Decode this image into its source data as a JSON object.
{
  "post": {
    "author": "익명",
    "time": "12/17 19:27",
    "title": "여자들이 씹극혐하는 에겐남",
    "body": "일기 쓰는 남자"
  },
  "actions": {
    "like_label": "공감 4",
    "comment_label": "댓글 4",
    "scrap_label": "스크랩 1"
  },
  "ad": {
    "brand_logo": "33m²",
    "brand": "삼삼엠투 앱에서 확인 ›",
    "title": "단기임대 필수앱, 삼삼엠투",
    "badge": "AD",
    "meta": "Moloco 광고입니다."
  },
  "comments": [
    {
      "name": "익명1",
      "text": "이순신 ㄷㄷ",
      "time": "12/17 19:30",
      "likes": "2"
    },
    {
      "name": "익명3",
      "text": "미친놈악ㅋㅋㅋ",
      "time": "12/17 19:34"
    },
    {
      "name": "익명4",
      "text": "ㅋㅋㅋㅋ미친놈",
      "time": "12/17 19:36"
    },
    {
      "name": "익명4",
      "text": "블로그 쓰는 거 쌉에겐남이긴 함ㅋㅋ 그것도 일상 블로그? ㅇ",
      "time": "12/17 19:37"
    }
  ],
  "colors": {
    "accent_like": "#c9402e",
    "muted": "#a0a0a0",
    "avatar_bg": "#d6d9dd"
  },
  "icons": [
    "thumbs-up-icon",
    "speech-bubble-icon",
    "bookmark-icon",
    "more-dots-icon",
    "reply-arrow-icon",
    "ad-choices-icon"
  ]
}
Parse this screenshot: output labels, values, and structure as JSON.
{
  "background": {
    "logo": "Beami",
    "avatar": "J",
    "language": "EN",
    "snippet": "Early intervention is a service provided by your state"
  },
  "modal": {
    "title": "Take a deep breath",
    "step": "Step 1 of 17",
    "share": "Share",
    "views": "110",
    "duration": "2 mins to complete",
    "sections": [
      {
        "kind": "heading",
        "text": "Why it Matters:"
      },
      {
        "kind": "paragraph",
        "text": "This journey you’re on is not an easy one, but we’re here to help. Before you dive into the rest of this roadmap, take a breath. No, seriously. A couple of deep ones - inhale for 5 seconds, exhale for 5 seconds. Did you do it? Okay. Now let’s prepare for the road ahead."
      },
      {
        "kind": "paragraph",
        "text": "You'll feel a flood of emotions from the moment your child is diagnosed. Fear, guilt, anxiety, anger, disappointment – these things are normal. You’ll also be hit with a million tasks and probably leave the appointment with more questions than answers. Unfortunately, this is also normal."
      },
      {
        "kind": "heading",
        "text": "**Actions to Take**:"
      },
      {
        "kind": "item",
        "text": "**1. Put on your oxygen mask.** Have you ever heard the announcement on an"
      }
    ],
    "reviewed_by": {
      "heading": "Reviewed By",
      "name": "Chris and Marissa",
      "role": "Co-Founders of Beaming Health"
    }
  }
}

○ ○ ○

● **Exercise goal**:
Extract the data in full. Keep it word for word.

● **Task solution**:
Decode this image into its source data as a JSON object.
{
  "post": {
    "author": "익명",
    "time": "12/17 19:27",
    "title": "여자들이 씹극혐하는 에겐남",
    "body": "일기 쓰는 남자"
  },
  "actions": {
    "like_label": "공감 4",
    "comment_label": "댓글 4",
    "scrap_label": "스크랩 1"
  },
  "ad": {
    "brand_logo": "33m²",
    "brand": "삼삼엠투 앱에서 확인 ›",
    "title": "단기임대 필수앱, 삼삼엠투",
    "badge": "AD",
    "meta": "Moloco 광고입니다."
  },
  "comments": [
    {
      "name": "익명1",
      "text": "이순신 ㄷㄷ",
      "time": "12/17 19:30",
      "likes": "2"
    },
    {
      "name": "익명3",
      "text": "미친놈악ㅋㅋㅋ",
      "time": "12/17 19:34"
    },
    {
      "name": "익명4",
      "text": "ㅋㅋㅋㅋ미친놈",
      "time": "12/17 19:36"
    },
    {
      "name": "익명4",
      "text": "블로그 쓰는 거 쌉에겐남이긴 함ㅋㅋ 그것도 일상 블로그? ㅇ",
      "time": "12/17 19:37"
    }
  ],
  "colors": {
    "accent_like": "#c9402e",
    "muted": "#a0a0a0",
    "avatar_bg": "#d6d9dd"
  },
  "icons": [
    "thumbs-up-icon",
    "speech-bubble-icon",
    "bookmark-icon",
    "more-dots-icon",
    "reply-arrow-icon",
    "ad-choices-icon"
  ]
}
Parse this screenshot: output labels, values, and structure as JSON.
{
  "background": {
    "logo": "Beami",
    "avatar": "J",
    "language": "EN",
    "snippet": "Early intervention is a service provided by your state"
  },
  "modal": {
    "title": "Take a deep breath",
    "step": "Step 1 of 17",
    "share": "Share",
    "views": "110",
    "duration": "2 mins to complete",
    "sections": [
      {
        "kind": "heading",
        "text": "Why it Matters:"
      },
      {
        "kind": "paragraph",
        "text": "This journey you’re on is not an easy one, but we’re here to help. Before you dive into the rest of this roadmap, take a breath. No, seriously. A couple of deep ones - inhale for 5 seconds, exhale for 5 seconds. Did you do it? Okay. Now let’s prepare for the road ahead."
      },
      {
        "kind": "paragraph",
        "text": "You'll feel a flood of emotions from the moment your child is diagnosed. Fear, guilt, anxiety, anger, disappointment – these things are normal. You’ll also be hit with a million tasks and probably leave the appointment with more questions than answers. Unfortunately, this is also normal."
      },
      {
        "kind": "heading",
        "text": "**Actions to Take**:"
      },
      {
        "kind": "item",
        "text": "**1. Put on your oxygen mask.** Have you ever heard the announcement on an"
      }
    ],
    "reviewed_by": {
      "heading": "Reviewed By",
      "name": "Chris and Marissa",
      "role": "Co-Founders of Beaming Health"
    }
  }
}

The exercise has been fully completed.